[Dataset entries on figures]
* Start *

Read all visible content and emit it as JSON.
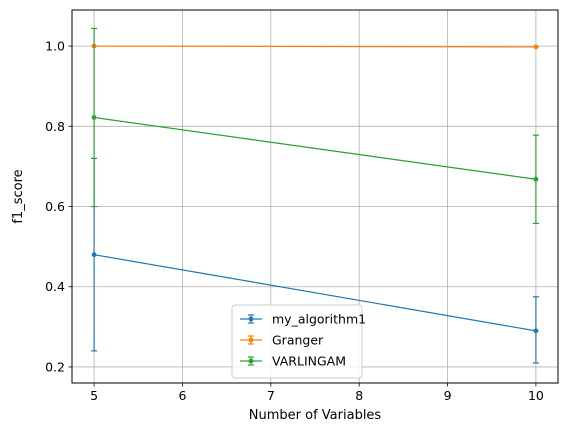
{
  "chart_data": {
    "type": "line",
    "title": "",
    "xlabel": "Number of Variables",
    "ylabel": "f1_score",
    "xlim": [
      4.75,
      10.25
    ],
    "ylim": [
      0.16,
      1.09
    ],
    "xticks": [
      5,
      6,
      7,
      8,
      9,
      10
    ],
    "yticks": [
      0.2,
      0.4,
      0.6,
      0.8,
      1.0
    ],
    "xtick_labels": [
      "5",
      "6",
      "7",
      "8",
      "9",
      "10"
    ],
    "ytick_labels": [
      "0.2",
      "0.4",
      "0.6",
      "0.8",
      "1.0"
    ],
    "grid": true,
    "legend_position": "bottom-center",
    "x": [
      5,
      10
    ],
    "series": [
      {
        "name": "my_algorithm1",
        "color": "#1f77b4",
        "values": [
          0.48,
          0.29
        ],
        "err_low": [
          0.24,
          0.21
        ],
        "err_high": [
          0.72,
          0.375
        ]
      },
      {
        "name": "Granger",
        "color": "#ff7f0e",
        "values": [
          1.0,
          0.998
        ],
        "err_low": [
          1.0,
          0.998
        ],
        "err_high": [
          1.0,
          0.998
        ]
      },
      {
        "name": "VARLINGAM",
        "color": "#2ca02c",
        "values": [
          0.822,
          0.668
        ],
        "err_low": [
          0.6,
          0.558
        ],
        "err_high": [
          1.044,
          0.778
        ]
      }
    ]
  }
}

* End *

Set problem: From the material above, copy each line that includes the word "name".

Answer to this task:
        "name": "my_algorithm1",
        "name": "Granger",
        "name": "VARLINGAM",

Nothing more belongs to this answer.